----- Data

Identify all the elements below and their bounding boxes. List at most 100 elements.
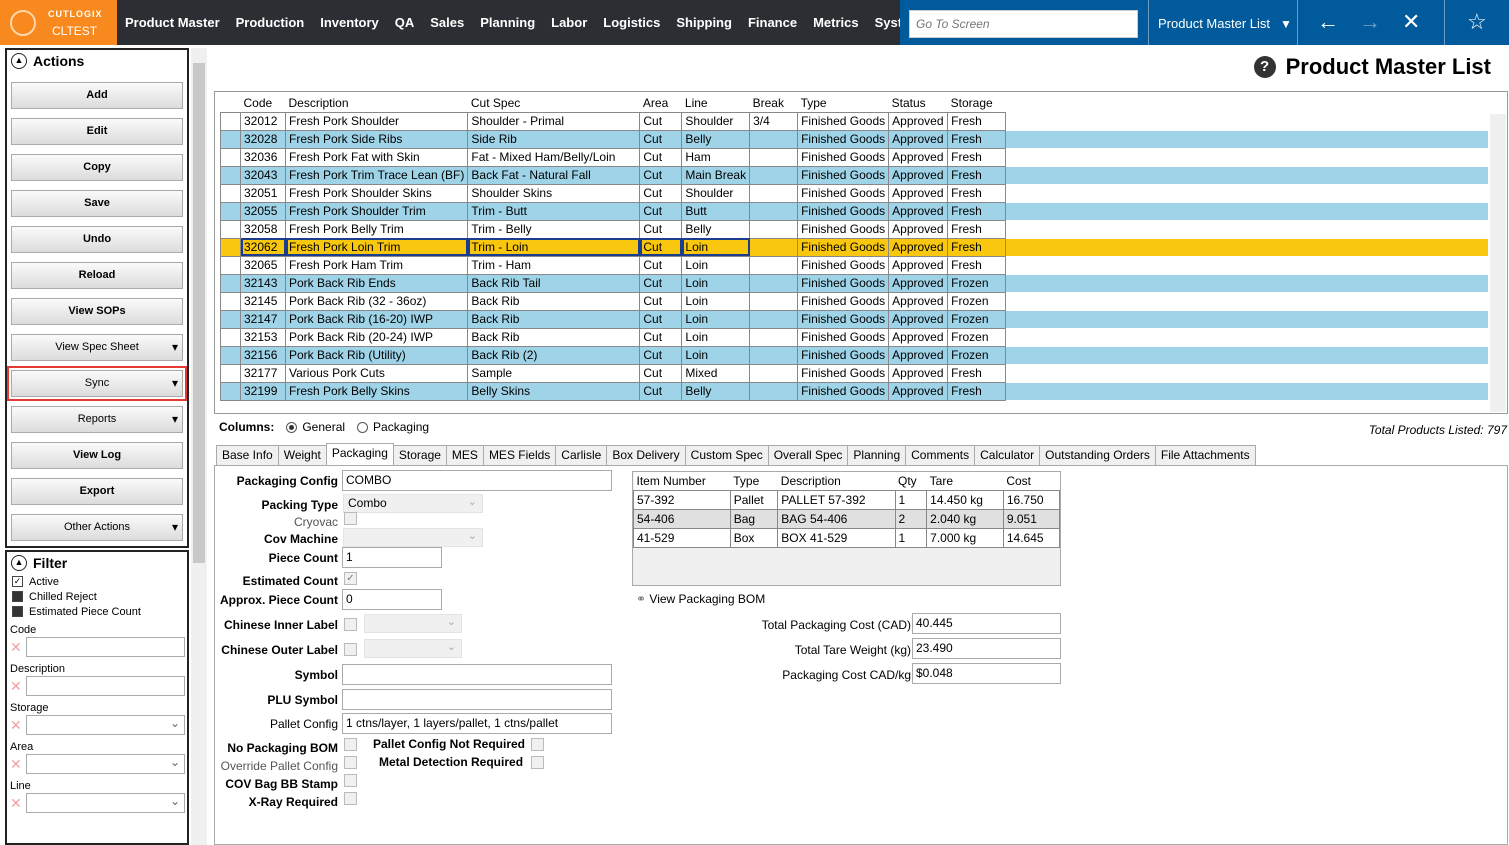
row-selector[interactable] <box>220 201 241 221</box>
table-row[interactable]: 32177 Various Pork Cuts Sample Cut Mixed Fini… <box>220 363 1488 383</box>
view-sops-button[interactable]: View SOPs <box>11 298 183 325</box>
clear-icon[interactable]: ✕ <box>10 755 22 772</box>
table-row[interactable]: 32055 Fresh Pork Shoulder Trim Trim - Butt… <box>220 201 1488 221</box>
table-row[interactable]: 32143 Pork Back Rib Ends Back Rib Tail Cut L… <box>220 273 1488 293</box>
clear-icon[interactable]: ✕ <box>10 794 22 811</box>
reports-button[interactable]: Reports <box>11 406 183 433</box>
row-selector[interactable] <box>220 255 241 275</box>
active-checkbox[interactable] <box>12 576 23 587</box>
nav-inventory[interactable]: Inventory <box>320 15 379 30</box>
tab-box-delivery[interactable]: Box Delivery <box>606 445 686 465</box>
save-button[interactable]: Save <box>11 190 183 217</box>
clear-icon[interactable]: ✕ <box>10 677 22 694</box>
bom-header-tare[interactable]: Tare <box>926 472 1004 490</box>
go-to-screen-input[interactable] <box>909 10 1138 38</box>
table-row[interactable]: 32147 Pork Back Rib (16-20) IWP Back Rib Cu… <box>220 309 1488 329</box>
column-header-storage[interactable]: Storage <box>950 95 993 110</box>
logo[interactable]: CUTLOGIX CLTEST <box>0 0 117 45</box>
chinese-outer-select[interactable] <box>364 639 462 658</box>
tab-calculator[interactable]: Calculator <box>974 445 1041 465</box>
table-row[interactable]: 32036 Fresh Pork Fat with Skin Fat - Mixed… <box>220 147 1488 167</box>
clear-icon[interactable]: ✕ <box>10 638 22 655</box>
row-selector[interactable] <box>220 327 241 347</box>
nav-product-master[interactable]: Product Master <box>125 15 220 30</box>
tab-comments[interactable]: Comments <box>905 445 976 465</box>
metal-detection-checkbox[interactable] <box>531 756 544 769</box>
column-header-area[interactable]: Area <box>642 95 669 110</box>
table-row[interactable]: 32058 Fresh Pork Belly Trim Trim - Belly Cu… <box>220 219 1488 239</box>
pallet-not-required-checkbox[interactable] <box>531 738 544 751</box>
grid-scrollbar[interactable] <box>1490 114 1506 412</box>
filter-chilled-reject[interactable]: Chilled Reject <box>7 589 187 604</box>
row-selector[interactable] <box>220 147 241 167</box>
tab-weight[interactable]: Weight <box>277 445 327 465</box>
piece-count-input[interactable]: 1 <box>342 547 442 568</box>
bom-header-cost[interactable]: Cost <box>1003 472 1060 490</box>
view-log-button[interactable]: View Log <box>11 442 183 469</box>
reload-button[interactable]: Reload <box>11 262 183 289</box>
clear-icon[interactable]: ✕ <box>10 716 22 733</box>
row-selector[interactable] <box>220 381 241 401</box>
filter-description-input[interactable] <box>26 676 185 696</box>
collapse-icon[interactable]: ▲ <box>11 555 27 571</box>
nav-finance[interactable]: Finance <box>747 15 798 30</box>
row-selector[interactable] <box>220 363 241 383</box>
estimated-piece-count-checkbox[interactable] <box>12 606 23 617</box>
forward-arrow-icon[interactable]: → <box>1359 9 1381 34</box>
column-header-type[interactable]: Type <box>800 95 827 110</box>
tab-overall-spec[interactable]: Overall Spec <box>767 445 849 465</box>
table-row[interactable]: 32028 Fresh Pork Side Ribs Side Rib Cut Bell… <box>220 129 1488 149</box>
view-spec-sheet-button[interactable]: View Spec Sheet <box>11 334 183 361</box>
table-row[interactable]: 32156 Pork Back Rib (Utility) Back Rib (2)… <box>220 345 1488 365</box>
bom-header-item-number[interactable]: Item Number <box>633 472 731 490</box>
row-selector[interactable] <box>220 111 241 131</box>
estimated-count-checkbox[interactable]: ✓ <box>344 572 357 585</box>
radio-packaging[interactable] <box>357 421 369 433</box>
filter-code-input[interactable] <box>26 637 185 657</box>
packing-type-select[interactable]: Combo <box>343 494 483 513</box>
bom-header-qty[interactable]: Qty <box>895 472 927 490</box>
bom-row[interactable]: 57-392 Pallet PALLET 57-392 1 14.450 kg 16.75… <box>633 489 1061 510</box>
chinese-outer-checkbox[interactable] <box>344 643 357 656</box>
view-packaging-bom-link[interactable]: ⚭ View Packaging BOM <box>636 592 765 606</box>
nav-sales[interactable]: Sales <box>430 15 465 30</box>
add-button[interactable]: Add <box>11 82 183 109</box>
bom-header-type[interactable]: Type <box>730 472 778 490</box>
column-header-code[interactable]: Code <box>243 95 273 110</box>
filter-storage-select[interactable] <box>26 715 185 735</box>
tab-storage[interactable]: Storage <box>392 445 447 465</box>
bom-row[interactable]: 54-406 Bag BAG 54-406 2 2.040 kg 9.051 <box>633 508 1061 529</box>
table-row[interactable]: 32199 Fresh Pork Belly Skins Belly Skins Cu… <box>220 381 1488 401</box>
row-selector[interactable] <box>220 291 241 311</box>
back-arrow-icon[interactable]: ← <box>1317 9 1339 34</box>
row-selector[interactable] <box>220 273 241 293</box>
radio-general[interactable] <box>286 421 298 433</box>
filter-area-select[interactable] <box>26 754 185 774</box>
packaging-config-input[interactable]: COMBO <box>342 470 612 491</box>
row-selector[interactable] <box>220 165 241 185</box>
table-row[interactable]: 32065 Fresh Pork Ham Trim Trim - Ham Cut Loi… <box>220 255 1488 275</box>
nav-planning[interactable]: Planning <box>480 15 536 30</box>
close-icon[interactable]: ✕ <box>1402 9 1421 34</box>
plu-symbol-input[interactable] <box>342 689 612 710</box>
nav-production[interactable]: Production <box>235 15 305 30</box>
screen-selector[interactable]: Product Master List ▼ <box>1158 16 1292 31</box>
row-selector[interactable] <box>220 237 241 257</box>
nav-metrics[interactable]: Metrics <box>813 15 859 30</box>
table-row[interactable]: 32153 Pork Back Rib (20-24) IWP Back Rib Cu… <box>220 327 1488 347</box>
table-row[interactable]: 32043 Fresh Pork Trim Trace Lean (BF) Back… <box>220 165 1488 185</box>
table-row[interactable]: 32012 Fresh Pork Shoulder Shoulder - Prima… <box>220 111 1488 131</box>
tab-custom-spec[interactable]: Custom Spec <box>684 445 769 465</box>
column-header-line[interactable]: Line <box>684 95 708 110</box>
help-icon[interactable]: ? <box>1253 56 1276 78</box>
cov-bag-checkbox[interactable] <box>344 774 357 787</box>
xray-checkbox[interactable] <box>344 792 357 805</box>
copy-button[interactable]: Copy <box>11 154 183 181</box>
chilled-reject-checkbox[interactable] <box>12 591 23 602</box>
row-selector[interactable] <box>220 219 241 239</box>
tab-planning[interactable]: Planning <box>847 445 907 465</box>
cov-machine-select[interactable] <box>343 528 483 547</box>
tab-carlisle[interactable]: Carlisle <box>555 445 608 465</box>
column-header-break[interactable]: Break <box>752 95 784 110</box>
row-selector[interactable] <box>220 345 241 365</box>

----------

_Required work_.
Return every line of the records above verbatim, omitting the pictures.

_Task result_.
Identify all the elements below and their bounding boxes. List at most 100 elements.
row-selector[interactable] <box>220 201 241 221</box>
table-row[interactable]: 32177 Various Pork Cuts Sample Cut Mixed Fini… <box>220 363 1488 383</box>
view-sops-button[interactable]: View SOPs <box>11 298 183 325</box>
clear-icon[interactable]: ✕ <box>10 755 22 772</box>
table-row[interactable]: 32055 Fresh Pork Shoulder Trim Trim - Butt… <box>220 201 1488 221</box>
table-row[interactable]: 32143 Pork Back Rib Ends Back Rib Tail Cut L… <box>220 273 1488 293</box>
clear-icon[interactable]: ✕ <box>10 794 22 811</box>
reports-button[interactable]: Reports <box>11 406 183 433</box>
row-selector[interactable] <box>220 255 241 275</box>
active-checkbox[interactable] <box>12 576 23 587</box>
nav-inventory[interactable]: Inventory <box>320 15 379 30</box>
tab-box-delivery[interactable]: Box Delivery <box>606 445 686 465</box>
save-button[interactable]: Save <box>11 190 183 217</box>
clear-icon[interactable]: ✕ <box>10 677 22 694</box>
bom-header-tare[interactable]: Tare <box>926 472 1004 490</box>
go-to-screen-input[interactable] <box>909 10 1138 38</box>
table-row[interactable]: 32147 Pork Back Rib (16-20) IWP Back Rib Cu… <box>220 309 1488 329</box>
column-header-storage[interactable]: Storage <box>950 95 993 110</box>
logo[interactable]: CUTLOGIX CLTEST <box>0 0 117 45</box>
chinese-outer-select[interactable] <box>364 639 462 658</box>
tab-calculator[interactable]: Calculator <box>974 445 1041 465</box>
table-row[interactable]: 32036 Fresh Pork Fat with Skin Fat - Mixed… <box>220 147 1488 167</box>
clear-icon[interactable]: ✕ <box>10 638 22 655</box>
row-selector[interactable] <box>220 327 241 347</box>
nav-product-master[interactable]: Product Master <box>125 15 220 30</box>
tab-comments[interactable]: Comments <box>905 445 976 465</box>
metal-detection-checkbox[interactable] <box>531 756 544 769</box>
column-header-area[interactable]: Area <box>642 95 669 110</box>
table-row[interactable]: 32058 Fresh Pork Belly Trim Trim - Belly Cu… <box>220 219 1488 239</box>
pallet-not-required-checkbox[interactable] <box>531 738 544 751</box>
grid-scrollbar[interactable] <box>1490 114 1506 412</box>
filter-chilled-reject[interactable]: Chilled Reject <box>7 589 187 604</box>
row-selector[interactable] <box>220 147 241 167</box>
tab-weight[interactable]: Weight <box>277 445 327 465</box>
piece-count-input[interactable]: 1 <box>342 547 442 568</box>
bom-header-cost[interactable]: Cost <box>1003 472 1060 490</box>
view-log-button[interactable]: View Log <box>11 442 183 469</box>
reload-button[interactable]: Reload <box>11 262 183 289</box>
clear-icon[interactable]: ✕ <box>10 716 22 733</box>
row-selector[interactable] <box>220 381 241 401</box>
filter-description-input[interactable] <box>26 676 185 696</box>
collapse-icon[interactable]: ▲ <box>11 555 27 571</box>
nav-finance[interactable]: Finance <box>747 15 798 30</box>
row-selector[interactable] <box>220 363 241 383</box>
estimated-piece-count-checkbox[interactable] <box>12 606 23 617</box>
forward-arrow-icon[interactable]: → <box>1359 9 1381 34</box>
column-header-type[interactable]: Type <box>800 95 827 110</box>
tab-overall-spec[interactable]: Overall Spec <box>767 445 849 465</box>
table-row[interactable]: 32028 Fresh Pork Side Ribs Side Rib Cut Bell… <box>220 129 1488 149</box>
view-spec-sheet-button[interactable]: View Spec Sheet <box>11 334 183 361</box>
table-row[interactable]: 32156 Pork Back Rib (Utility) Back Rib (2)… <box>220 345 1488 365</box>
bom-header-item-number[interactable]: Item Number <box>633 472 731 490</box>
row-selector[interactable] <box>220 111 241 131</box>
estimated-count-checkbox[interactable]: ✓ <box>344 572 357 585</box>
radio-packaging[interactable] <box>357 421 369 433</box>
filter-code-input[interactable] <box>26 637 185 657</box>
packing-type-select[interactable]: Combo <box>343 494 483 513</box>
bom-header-qty[interactable]: Qty <box>895 472 927 490</box>
bom-row[interactable]: 57-392 Pallet PALLET 57-392 1 14.450 kg 16.75… <box>633 489 1061 510</box>
chinese-outer-checkbox[interactable] <box>344 643 357 656</box>
view-packaging-bom-link[interactable]: ⚭ View Packaging BOM <box>636 592 765 606</box>
nav-sales[interactable]: Sales <box>430 15 465 30</box>
add-button[interactable]: Add <box>11 82 183 109</box>
bom-header-type[interactable]: Type <box>730 472 778 490</box>
column-header-code[interactable]: Code <box>243 95 273 110</box>
filter-storage-select[interactable] <box>26 715 185 735</box>
tab-storage[interactable]: Storage <box>392 445 447 465</box>
bom-row[interactable]: 54-406 Bag BAG 54-406 2 2.040 kg 9.051 <box>633 508 1061 529</box>
table-row[interactable]: 32199 Fresh Pork Belly Skins Belly Skins Cu… <box>220 381 1488 401</box>
row-selector[interactable] <box>220 291 241 311</box>
back-arrow-icon[interactable]: ← <box>1317 9 1339 34</box>
row-selector[interactable] <box>220 273 241 293</box>
radio-general[interactable] <box>286 421 298 433</box>
filter-area-select[interactable] <box>26 754 185 774</box>
packaging-config-input[interactable]: COMBO <box>342 470 612 491</box>
row-selector[interactable] <box>220 165 241 185</box>
table-row[interactable]: 32065 Fresh Pork Ham Trim Trim - Ham Cut Loi… <box>220 255 1488 275</box>
nav-planning[interactable]: Planning <box>480 15 536 30</box>
close-icon[interactable]: ✕ <box>1402 9 1421 34</box>
plu-symbol-input[interactable] <box>342 689 612 710</box>
nav-production[interactable]: Production <box>235 15 305 30</box>
screen-selector[interactable]: Product Master List ▼ <box>1158 16 1292 31</box>
row-selector[interactable] <box>220 237 241 257</box>
nav-metrics[interactable]: Metrics <box>813 15 859 30</box>
table-row[interactable]: 32153 Pork Back Rib (20-24) IWP Back Rib Cu… <box>220 327 1488 347</box>
table-row[interactable]: 32043 Fresh Pork Trim Trace Lean (BF) Back… <box>220 165 1488 185</box>
table-row[interactable]: 32012 Fresh Pork Shoulder Shoulder - Prima… <box>220 111 1488 131</box>
tab-custom-spec[interactable]: Custom Spec <box>684 445 769 465</box>
column-header-line[interactable]: Line <box>684 95 708 110</box>
help-icon[interactable]: ? <box>1253 56 1276 78</box>
cov-bag-checkbox[interactable] <box>344 774 357 787</box>
xray-checkbox[interactable] <box>344 792 357 805</box>
copy-button[interactable]: Copy <box>11 154 183 181</box>
chilled-reject-checkbox[interactable] <box>12 591 23 602</box>
row-selector[interactable] <box>220 219 241 239</box>
tab-planning[interactable]: Planning <box>847 445 907 465</box>
cov-machine-select[interactable] <box>343 528 483 547</box>
tab-carlisle[interactable]: Carlisle <box>555 445 608 465</box>
column-header-break[interactable]: Break <box>752 95 784 110</box>
row-selector[interactable] <box>220 345 241 365</box>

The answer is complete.